• **MATERIAL FOR THIS EXERCISE**:
╭──

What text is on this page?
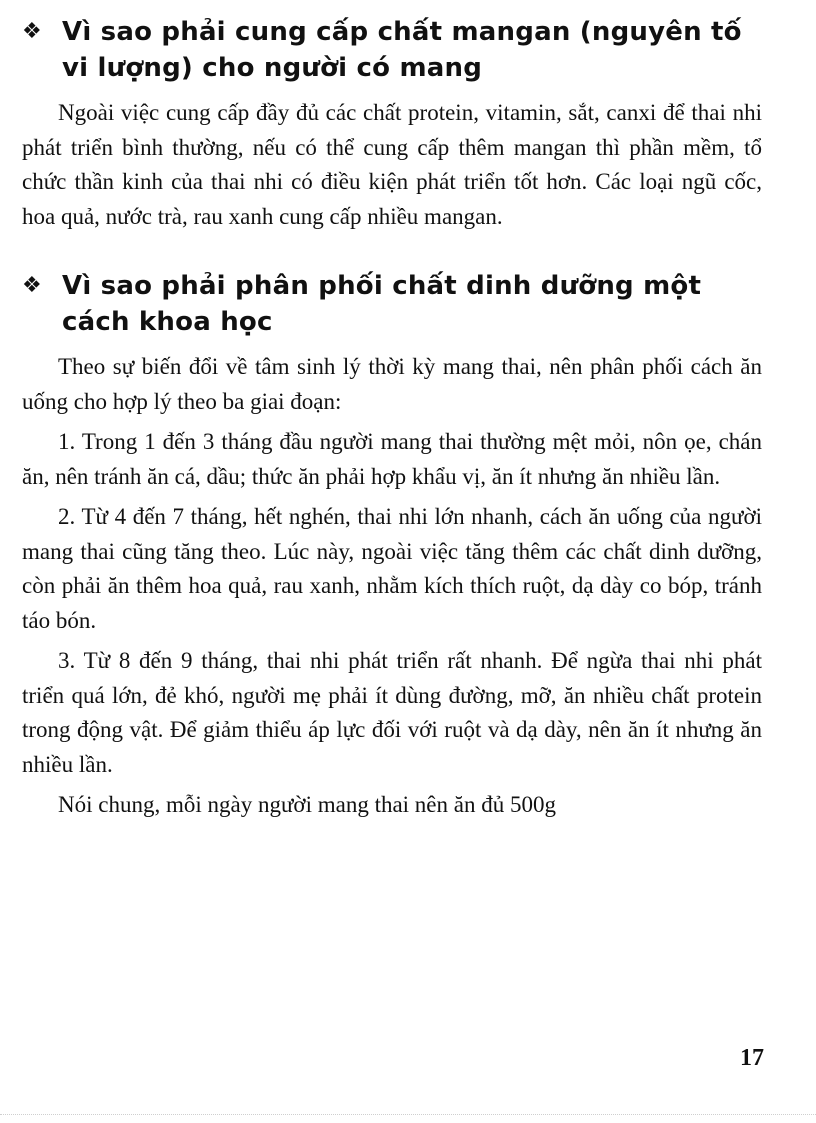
❖ Vì sao phải cung cấp chất mangan (nguyên tố vi lượng) cho người có mang

Ngoài việc cung cấp đầy đủ các chất protein, vitamin, sắt, canxi để thai nhi phát triển bình thường, nếu có thể cung cấp thêm mangan thì phần mềm, tổ chức thần kinh của thai nhi có điều kiện phát triển tốt hơn. Các loại ngũ cốc, hoa quả, nước trà, rau xanh cung cấp nhiều mangan.

❖ Vì sao phải phân phối chất dinh dưỡng một cách khoa học

Theo sự biến đổi về tâm sinh lý thời kỳ mang thai, nên phân phối cách ăn uống cho hợp lý theo ba giai đoạn:

1. Trong 1 đến 3 tháng đầu người mang thai thường mệt mỏi, nôn ọe, chán ăn, nên tránh ăn cá, dầu; thức ăn phải hợp khẩu vị, ăn ít nhưng ăn nhiều lần.

2. Từ 4 đến 7 tháng, hết nghén, thai nhi lớn nhanh, cách ăn uống của người mang thai cũng tăng theo. Lúc này, ngoài việc tăng thêm các chất dinh dưỡng, còn phải ăn thêm hoa quả, rau xanh, nhằm kích thích ruột, dạ dày co bóp, tránh táo bón.

3. Từ 8 đến 9 tháng, thai nhi phát triển rất nhanh. Để ngừa thai nhi phát triển quá lớn, đẻ khó, người mẹ phải ít dùng đường, mỡ, ăn nhiều chất protein trong động vật. Để giảm thiểu áp lực đối với ruột và dạ dày, nên ăn ít nhưng ăn nhiều lần.

Nói chung, mỗi ngày người mang thai nên ăn đủ 500g

17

╰──

• **WORK ORDER**: Where a line of the listing holds the string "thai", copy that line.

• **EXERCISE RESPONSE**:
Ngoài việc cung cấp đầy đủ các chất protein, vitamin, sắt, canxi để thai nhi phát triển bình thường, nếu có thể cung cấp thêm mangan thì phần mềm, tổ chức thần kinh của thai nhi có điều kiện phát triển tốt hơn. Các loại ngũ cốc, hoa quả, nước trà, rau xanh cung cấp nhiều mangan.
Theo sự biến đổi về tâm sinh lý thời kỳ mang thai, nên phân phối cách ăn uống cho hợp lý theo ba giai đoạn:
1. Trong 1 đến 3 tháng đầu người mang thai thường mệt mỏi, nôn ọe, chán ăn, nên tránh ăn cá, dầu; thức ăn phải hợp khẩu vị, ăn ít nhưng ăn nhiều lần.
2. Từ 4 đến 7 tháng, hết nghén, thai nhi lớn nhanh, cách ăn uống của người mang thai cũng tăng theo. Lúc này, ngoài việc tăng thêm các chất dinh dưỡng, còn phải ăn thêm hoa quả, rau xanh, nhằm kích thích ruột, dạ dày co bóp, tránh táo bón.
3. Từ 8 đến 9 tháng, thai nhi phát triển rất nhanh. Để ngừa thai nhi phát triển quá lớn, đẻ khó, người mẹ phải ít dùng đường, mỡ, ăn nhiều chất protein trong động vật. Để giảm thiểu áp lực đối với ruột và dạ dày, nên ăn ít nhưng ăn nhiều lần.
Nói chung, mỗi ngày người mang thai nên ăn đủ 500g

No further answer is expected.